Start of Given information

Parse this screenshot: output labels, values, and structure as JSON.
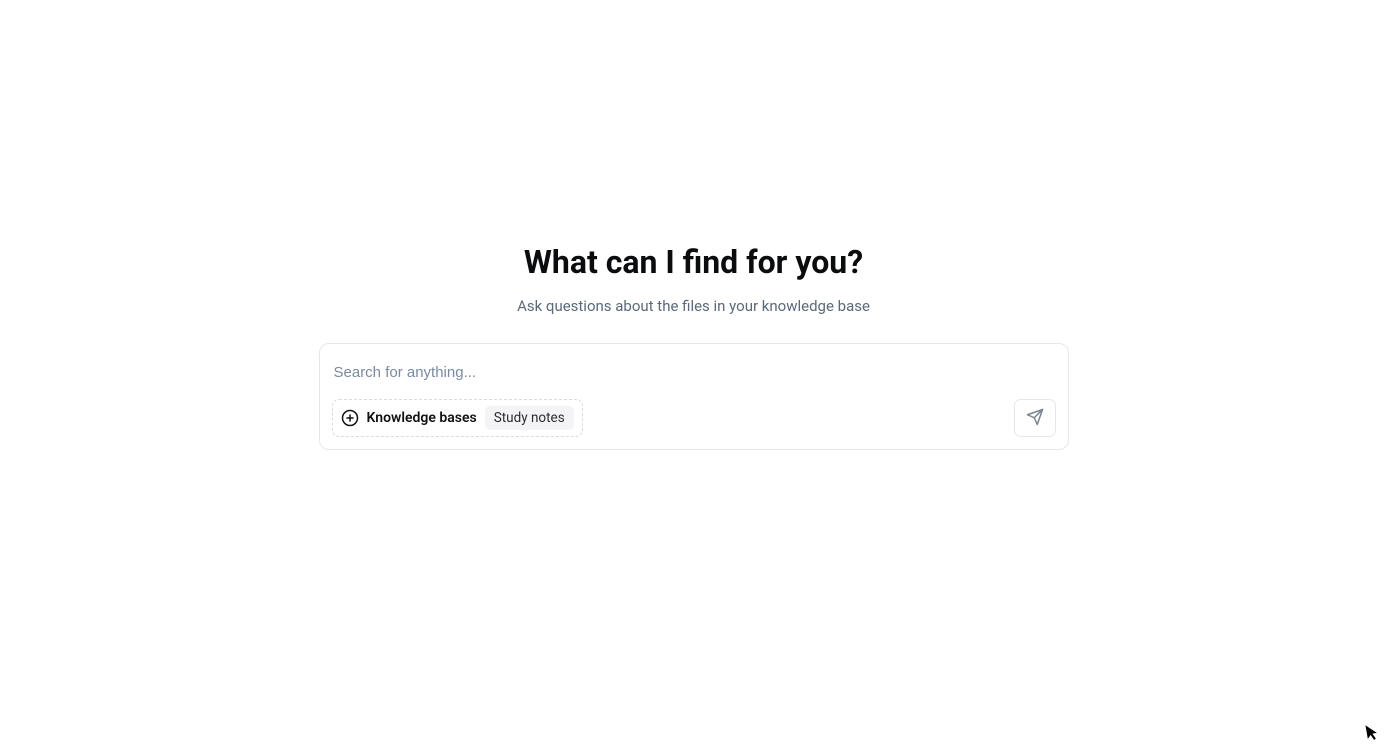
{
  "main": {
    "heading": "What can I find for you?",
    "subheading": "Ask questions about the files in your knowledge base"
  },
  "search": {
    "placeholder": "Search for anything...",
    "value": "",
    "knowledge_bases_label": "Knowledge bases",
    "selected_base": "Study notes"
  }
}
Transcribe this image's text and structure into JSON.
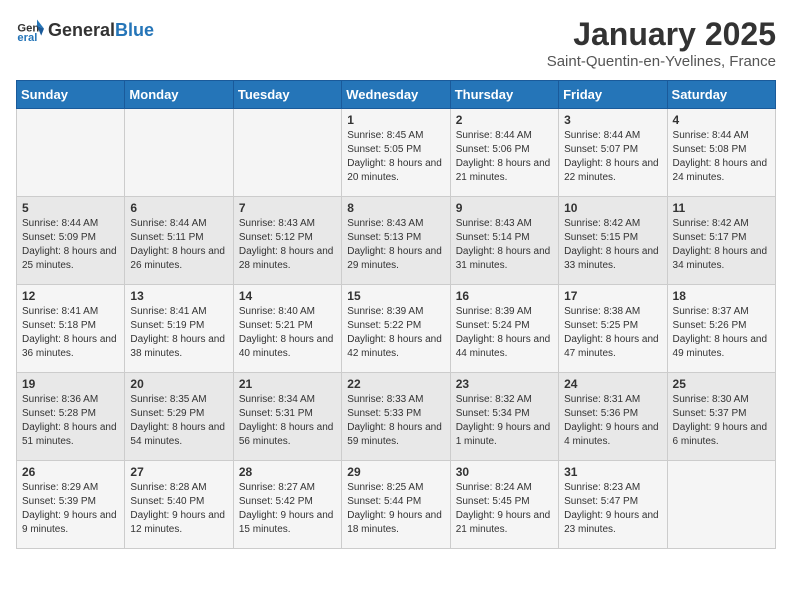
{
  "header": {
    "logo_general": "General",
    "logo_blue": "Blue",
    "title": "January 2025",
    "subtitle": "Saint-Quentin-en-Yvelines, France"
  },
  "weekdays": [
    "Sunday",
    "Monday",
    "Tuesday",
    "Wednesday",
    "Thursday",
    "Friday",
    "Saturday"
  ],
  "weeks": [
    [
      {
        "day": "",
        "info": ""
      },
      {
        "day": "",
        "info": ""
      },
      {
        "day": "",
        "info": ""
      },
      {
        "day": "1",
        "info": "Sunrise: 8:45 AM\nSunset: 5:05 PM\nDaylight: 8 hours and 20 minutes."
      },
      {
        "day": "2",
        "info": "Sunrise: 8:44 AM\nSunset: 5:06 PM\nDaylight: 8 hours and 21 minutes."
      },
      {
        "day": "3",
        "info": "Sunrise: 8:44 AM\nSunset: 5:07 PM\nDaylight: 8 hours and 22 minutes."
      },
      {
        "day": "4",
        "info": "Sunrise: 8:44 AM\nSunset: 5:08 PM\nDaylight: 8 hours and 24 minutes."
      }
    ],
    [
      {
        "day": "5",
        "info": "Sunrise: 8:44 AM\nSunset: 5:09 PM\nDaylight: 8 hours and 25 minutes."
      },
      {
        "day": "6",
        "info": "Sunrise: 8:44 AM\nSunset: 5:11 PM\nDaylight: 8 hours and 26 minutes."
      },
      {
        "day": "7",
        "info": "Sunrise: 8:43 AM\nSunset: 5:12 PM\nDaylight: 8 hours and 28 minutes."
      },
      {
        "day": "8",
        "info": "Sunrise: 8:43 AM\nSunset: 5:13 PM\nDaylight: 8 hours and 29 minutes."
      },
      {
        "day": "9",
        "info": "Sunrise: 8:43 AM\nSunset: 5:14 PM\nDaylight: 8 hours and 31 minutes."
      },
      {
        "day": "10",
        "info": "Sunrise: 8:42 AM\nSunset: 5:15 PM\nDaylight: 8 hours and 33 minutes."
      },
      {
        "day": "11",
        "info": "Sunrise: 8:42 AM\nSunset: 5:17 PM\nDaylight: 8 hours and 34 minutes."
      }
    ],
    [
      {
        "day": "12",
        "info": "Sunrise: 8:41 AM\nSunset: 5:18 PM\nDaylight: 8 hours and 36 minutes."
      },
      {
        "day": "13",
        "info": "Sunrise: 8:41 AM\nSunset: 5:19 PM\nDaylight: 8 hours and 38 minutes."
      },
      {
        "day": "14",
        "info": "Sunrise: 8:40 AM\nSunset: 5:21 PM\nDaylight: 8 hours and 40 minutes."
      },
      {
        "day": "15",
        "info": "Sunrise: 8:39 AM\nSunset: 5:22 PM\nDaylight: 8 hours and 42 minutes."
      },
      {
        "day": "16",
        "info": "Sunrise: 8:39 AM\nSunset: 5:24 PM\nDaylight: 8 hours and 44 minutes."
      },
      {
        "day": "17",
        "info": "Sunrise: 8:38 AM\nSunset: 5:25 PM\nDaylight: 8 hours and 47 minutes."
      },
      {
        "day": "18",
        "info": "Sunrise: 8:37 AM\nSunset: 5:26 PM\nDaylight: 8 hours and 49 minutes."
      }
    ],
    [
      {
        "day": "19",
        "info": "Sunrise: 8:36 AM\nSunset: 5:28 PM\nDaylight: 8 hours and 51 minutes."
      },
      {
        "day": "20",
        "info": "Sunrise: 8:35 AM\nSunset: 5:29 PM\nDaylight: 8 hours and 54 minutes."
      },
      {
        "day": "21",
        "info": "Sunrise: 8:34 AM\nSunset: 5:31 PM\nDaylight: 8 hours and 56 minutes."
      },
      {
        "day": "22",
        "info": "Sunrise: 8:33 AM\nSunset: 5:33 PM\nDaylight: 8 hours and 59 minutes."
      },
      {
        "day": "23",
        "info": "Sunrise: 8:32 AM\nSunset: 5:34 PM\nDaylight: 9 hours and 1 minute."
      },
      {
        "day": "24",
        "info": "Sunrise: 8:31 AM\nSunset: 5:36 PM\nDaylight: 9 hours and 4 minutes."
      },
      {
        "day": "25",
        "info": "Sunrise: 8:30 AM\nSunset: 5:37 PM\nDaylight: 9 hours and 6 minutes."
      }
    ],
    [
      {
        "day": "26",
        "info": "Sunrise: 8:29 AM\nSunset: 5:39 PM\nDaylight: 9 hours and 9 minutes."
      },
      {
        "day": "27",
        "info": "Sunrise: 8:28 AM\nSunset: 5:40 PM\nDaylight: 9 hours and 12 minutes."
      },
      {
        "day": "28",
        "info": "Sunrise: 8:27 AM\nSunset: 5:42 PM\nDaylight: 9 hours and 15 minutes."
      },
      {
        "day": "29",
        "info": "Sunrise: 8:25 AM\nSunset: 5:44 PM\nDaylight: 9 hours and 18 minutes."
      },
      {
        "day": "30",
        "info": "Sunrise: 8:24 AM\nSunset: 5:45 PM\nDaylight: 9 hours and 21 minutes."
      },
      {
        "day": "31",
        "info": "Sunrise: 8:23 AM\nSunset: 5:47 PM\nDaylight: 9 hours and 23 minutes."
      },
      {
        "day": "",
        "info": ""
      }
    ]
  ]
}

End of Given information

### [Written exercise]
Print out the whole of the material word for word, without pictures.

### [The solution]
Parse this screenshot: output labels, values, and structure as JSON.
{
  "main": {
    "heading": "What can I find for you?",
    "subheading": "Ask questions about the files in your knowledge base"
  },
  "search": {
    "placeholder": "Search for anything...",
    "value": "",
    "knowledge_bases_label": "Knowledge bases",
    "selected_base": "Study notes"
  }
}
Transcribe this image's text and structure into JSON.
{
  "header": {
    "logo_general": "General",
    "logo_blue": "Blue",
    "title": "January 2025",
    "subtitle": "Saint-Quentin-en-Yvelines, France"
  },
  "weekdays": [
    "Sunday",
    "Monday",
    "Tuesday",
    "Wednesday",
    "Thursday",
    "Friday",
    "Saturday"
  ],
  "weeks": [
    [
      {
        "day": "",
        "info": ""
      },
      {
        "day": "",
        "info": ""
      },
      {
        "day": "",
        "info": ""
      },
      {
        "day": "1",
        "info": "Sunrise: 8:45 AM\nSunset: 5:05 PM\nDaylight: 8 hours and 20 minutes."
      },
      {
        "day": "2",
        "info": "Sunrise: 8:44 AM\nSunset: 5:06 PM\nDaylight: 8 hours and 21 minutes."
      },
      {
        "day": "3",
        "info": "Sunrise: 8:44 AM\nSunset: 5:07 PM\nDaylight: 8 hours and 22 minutes."
      },
      {
        "day": "4",
        "info": "Sunrise: 8:44 AM\nSunset: 5:08 PM\nDaylight: 8 hours and 24 minutes."
      }
    ],
    [
      {
        "day": "5",
        "info": "Sunrise: 8:44 AM\nSunset: 5:09 PM\nDaylight: 8 hours and 25 minutes."
      },
      {
        "day": "6",
        "info": "Sunrise: 8:44 AM\nSunset: 5:11 PM\nDaylight: 8 hours and 26 minutes."
      },
      {
        "day": "7",
        "info": "Sunrise: 8:43 AM\nSunset: 5:12 PM\nDaylight: 8 hours and 28 minutes."
      },
      {
        "day": "8",
        "info": "Sunrise: 8:43 AM\nSunset: 5:13 PM\nDaylight: 8 hours and 29 minutes."
      },
      {
        "day": "9",
        "info": "Sunrise: 8:43 AM\nSunset: 5:14 PM\nDaylight: 8 hours and 31 minutes."
      },
      {
        "day": "10",
        "info": "Sunrise: 8:42 AM\nSunset: 5:15 PM\nDaylight: 8 hours and 33 minutes."
      },
      {
        "day": "11",
        "info": "Sunrise: 8:42 AM\nSunset: 5:17 PM\nDaylight: 8 hours and 34 minutes."
      }
    ],
    [
      {
        "day": "12",
        "info": "Sunrise: 8:41 AM\nSunset: 5:18 PM\nDaylight: 8 hours and 36 minutes."
      },
      {
        "day": "13",
        "info": "Sunrise: 8:41 AM\nSunset: 5:19 PM\nDaylight: 8 hours and 38 minutes."
      },
      {
        "day": "14",
        "info": "Sunrise: 8:40 AM\nSunset: 5:21 PM\nDaylight: 8 hours and 40 minutes."
      },
      {
        "day": "15",
        "info": "Sunrise: 8:39 AM\nSunset: 5:22 PM\nDaylight: 8 hours and 42 minutes."
      },
      {
        "day": "16",
        "info": "Sunrise: 8:39 AM\nSunset: 5:24 PM\nDaylight: 8 hours and 44 minutes."
      },
      {
        "day": "17",
        "info": "Sunrise: 8:38 AM\nSunset: 5:25 PM\nDaylight: 8 hours and 47 minutes."
      },
      {
        "day": "18",
        "info": "Sunrise: 8:37 AM\nSunset: 5:26 PM\nDaylight: 8 hours and 49 minutes."
      }
    ],
    [
      {
        "day": "19",
        "info": "Sunrise: 8:36 AM\nSunset: 5:28 PM\nDaylight: 8 hours and 51 minutes."
      },
      {
        "day": "20",
        "info": "Sunrise: 8:35 AM\nSunset: 5:29 PM\nDaylight: 8 hours and 54 minutes."
      },
      {
        "day": "21",
        "info": "Sunrise: 8:34 AM\nSunset: 5:31 PM\nDaylight: 8 hours and 56 minutes."
      },
      {
        "day": "22",
        "info": "Sunrise: 8:33 AM\nSunset: 5:33 PM\nDaylight: 8 hours and 59 minutes."
      },
      {
        "day": "23",
        "info": "Sunrise: 8:32 AM\nSunset: 5:34 PM\nDaylight: 9 hours and 1 minute."
      },
      {
        "day": "24",
        "info": "Sunrise: 8:31 AM\nSunset: 5:36 PM\nDaylight: 9 hours and 4 minutes."
      },
      {
        "day": "25",
        "info": "Sunrise: 8:30 AM\nSunset: 5:37 PM\nDaylight: 9 hours and 6 minutes."
      }
    ],
    [
      {
        "day": "26",
        "info": "Sunrise: 8:29 AM\nSunset: 5:39 PM\nDaylight: 9 hours and 9 minutes."
      },
      {
        "day": "27",
        "info": "Sunrise: 8:28 AM\nSunset: 5:40 PM\nDaylight: 9 hours and 12 minutes."
      },
      {
        "day": "28",
        "info": "Sunrise: 8:27 AM\nSunset: 5:42 PM\nDaylight: 9 hours and 15 minutes."
      },
      {
        "day": "29",
        "info": "Sunrise: 8:25 AM\nSunset: 5:44 PM\nDaylight: 9 hours and 18 minutes."
      },
      {
        "day": "30",
        "info": "Sunrise: 8:24 AM\nSunset: 5:45 PM\nDaylight: 9 hours and 21 minutes."
      },
      {
        "day": "31",
        "info": "Sunrise: 8:23 AM\nSunset: 5:47 PM\nDaylight: 9 hours and 23 minutes."
      },
      {
        "day": "",
        "info": ""
      }
    ]
  ]
}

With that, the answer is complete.